**Data provided**.
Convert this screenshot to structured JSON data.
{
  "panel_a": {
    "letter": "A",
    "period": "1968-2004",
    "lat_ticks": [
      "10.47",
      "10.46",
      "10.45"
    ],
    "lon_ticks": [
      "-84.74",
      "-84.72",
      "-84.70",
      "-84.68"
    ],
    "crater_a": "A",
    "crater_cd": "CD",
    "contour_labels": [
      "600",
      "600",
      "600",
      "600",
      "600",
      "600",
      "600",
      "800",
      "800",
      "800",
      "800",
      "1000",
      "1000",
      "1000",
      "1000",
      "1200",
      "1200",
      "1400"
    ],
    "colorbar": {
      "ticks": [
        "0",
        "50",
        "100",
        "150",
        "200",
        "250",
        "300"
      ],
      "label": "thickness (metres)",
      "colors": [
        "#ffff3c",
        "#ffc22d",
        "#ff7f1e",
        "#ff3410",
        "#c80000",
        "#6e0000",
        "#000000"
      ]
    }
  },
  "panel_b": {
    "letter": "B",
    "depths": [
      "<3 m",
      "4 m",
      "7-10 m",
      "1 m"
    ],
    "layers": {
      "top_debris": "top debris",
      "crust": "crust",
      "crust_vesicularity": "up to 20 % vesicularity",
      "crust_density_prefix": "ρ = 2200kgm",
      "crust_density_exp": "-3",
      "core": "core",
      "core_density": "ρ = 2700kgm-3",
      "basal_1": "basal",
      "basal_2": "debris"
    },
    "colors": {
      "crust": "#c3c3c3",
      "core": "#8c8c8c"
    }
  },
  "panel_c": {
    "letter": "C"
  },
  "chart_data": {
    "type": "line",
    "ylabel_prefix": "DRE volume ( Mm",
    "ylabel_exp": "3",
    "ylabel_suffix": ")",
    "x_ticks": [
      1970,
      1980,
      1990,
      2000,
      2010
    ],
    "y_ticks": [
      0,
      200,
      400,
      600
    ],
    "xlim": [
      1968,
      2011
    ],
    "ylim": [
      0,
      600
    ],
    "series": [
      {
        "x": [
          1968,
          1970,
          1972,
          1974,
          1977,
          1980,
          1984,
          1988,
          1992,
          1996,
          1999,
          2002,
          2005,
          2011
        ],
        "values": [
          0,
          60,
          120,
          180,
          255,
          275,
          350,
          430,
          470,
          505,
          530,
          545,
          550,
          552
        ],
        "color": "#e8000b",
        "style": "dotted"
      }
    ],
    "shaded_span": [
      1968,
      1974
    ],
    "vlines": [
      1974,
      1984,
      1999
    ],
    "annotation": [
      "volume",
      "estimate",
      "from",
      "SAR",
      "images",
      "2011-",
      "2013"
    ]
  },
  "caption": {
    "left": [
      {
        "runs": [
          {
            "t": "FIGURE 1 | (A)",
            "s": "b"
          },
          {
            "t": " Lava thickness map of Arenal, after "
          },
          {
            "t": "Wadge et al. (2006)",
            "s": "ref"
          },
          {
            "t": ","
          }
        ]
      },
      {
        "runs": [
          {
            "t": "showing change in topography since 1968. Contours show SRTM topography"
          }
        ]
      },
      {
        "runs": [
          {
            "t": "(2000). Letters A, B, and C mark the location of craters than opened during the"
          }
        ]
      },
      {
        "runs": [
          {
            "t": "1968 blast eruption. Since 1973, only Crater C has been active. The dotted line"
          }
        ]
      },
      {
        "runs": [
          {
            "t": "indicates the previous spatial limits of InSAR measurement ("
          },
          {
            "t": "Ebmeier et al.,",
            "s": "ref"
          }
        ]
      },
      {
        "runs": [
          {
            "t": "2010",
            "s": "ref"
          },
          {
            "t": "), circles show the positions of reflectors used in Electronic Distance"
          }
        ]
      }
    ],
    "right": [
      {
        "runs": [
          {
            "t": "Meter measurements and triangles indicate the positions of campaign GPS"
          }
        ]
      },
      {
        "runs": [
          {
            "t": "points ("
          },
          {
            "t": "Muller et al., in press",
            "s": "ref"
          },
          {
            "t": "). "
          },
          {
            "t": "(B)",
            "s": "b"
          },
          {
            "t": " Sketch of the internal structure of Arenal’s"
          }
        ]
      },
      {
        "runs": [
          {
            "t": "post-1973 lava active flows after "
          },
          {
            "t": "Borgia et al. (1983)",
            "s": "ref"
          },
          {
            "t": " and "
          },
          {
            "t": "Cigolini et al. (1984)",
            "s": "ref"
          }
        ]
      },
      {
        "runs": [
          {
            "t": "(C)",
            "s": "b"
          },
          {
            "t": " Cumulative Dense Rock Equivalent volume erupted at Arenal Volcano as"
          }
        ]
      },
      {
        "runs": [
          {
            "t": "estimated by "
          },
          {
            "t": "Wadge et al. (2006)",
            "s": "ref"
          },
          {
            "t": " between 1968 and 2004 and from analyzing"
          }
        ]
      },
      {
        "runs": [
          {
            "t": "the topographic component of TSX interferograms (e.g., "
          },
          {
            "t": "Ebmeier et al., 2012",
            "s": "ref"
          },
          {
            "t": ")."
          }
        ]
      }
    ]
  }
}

---

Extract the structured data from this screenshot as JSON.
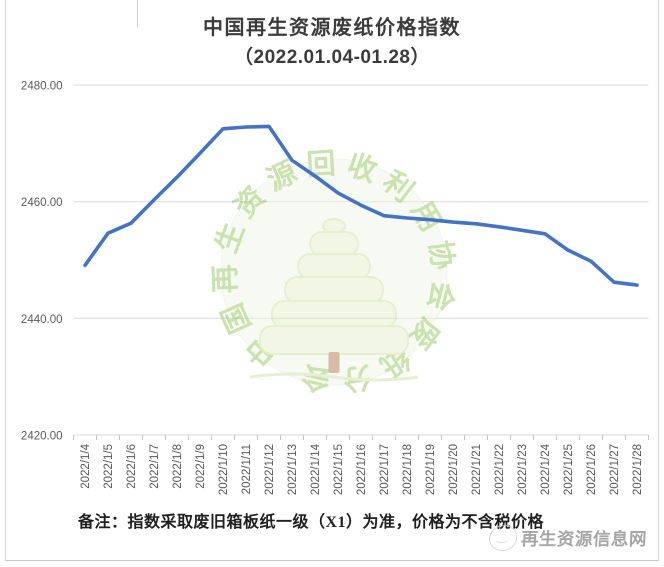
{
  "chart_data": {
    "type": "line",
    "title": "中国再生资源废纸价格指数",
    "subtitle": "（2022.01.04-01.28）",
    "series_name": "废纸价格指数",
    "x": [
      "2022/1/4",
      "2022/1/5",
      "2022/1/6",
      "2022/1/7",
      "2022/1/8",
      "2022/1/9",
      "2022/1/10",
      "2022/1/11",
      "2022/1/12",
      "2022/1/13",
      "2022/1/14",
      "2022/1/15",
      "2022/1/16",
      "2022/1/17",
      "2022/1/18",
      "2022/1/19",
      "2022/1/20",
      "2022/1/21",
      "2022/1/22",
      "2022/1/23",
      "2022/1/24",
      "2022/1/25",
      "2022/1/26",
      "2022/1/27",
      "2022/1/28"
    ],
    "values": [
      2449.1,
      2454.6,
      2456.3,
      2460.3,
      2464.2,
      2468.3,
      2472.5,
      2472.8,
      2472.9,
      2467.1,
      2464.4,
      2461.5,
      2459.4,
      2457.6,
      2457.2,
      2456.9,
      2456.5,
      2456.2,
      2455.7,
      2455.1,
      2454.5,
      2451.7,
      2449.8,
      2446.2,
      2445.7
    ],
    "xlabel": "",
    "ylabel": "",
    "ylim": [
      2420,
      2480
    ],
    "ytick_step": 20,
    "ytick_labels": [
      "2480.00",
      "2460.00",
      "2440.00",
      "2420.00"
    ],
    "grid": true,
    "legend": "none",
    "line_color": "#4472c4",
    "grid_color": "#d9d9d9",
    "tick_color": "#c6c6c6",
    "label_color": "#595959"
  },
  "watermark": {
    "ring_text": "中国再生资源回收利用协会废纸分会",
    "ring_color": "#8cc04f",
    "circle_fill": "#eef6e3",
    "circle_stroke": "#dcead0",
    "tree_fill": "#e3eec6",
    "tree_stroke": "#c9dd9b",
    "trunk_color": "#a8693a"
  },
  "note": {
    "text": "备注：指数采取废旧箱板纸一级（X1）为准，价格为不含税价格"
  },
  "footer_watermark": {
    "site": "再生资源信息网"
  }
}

**Exercise goal**.
Return every line of the preceding records in which the word "active" appears.

**Exercise output**.
            "t": "1968 blast eruption. Since 1973, only Crater C has been active. The dotted line"
            "t": "post-1973 lava active flows after "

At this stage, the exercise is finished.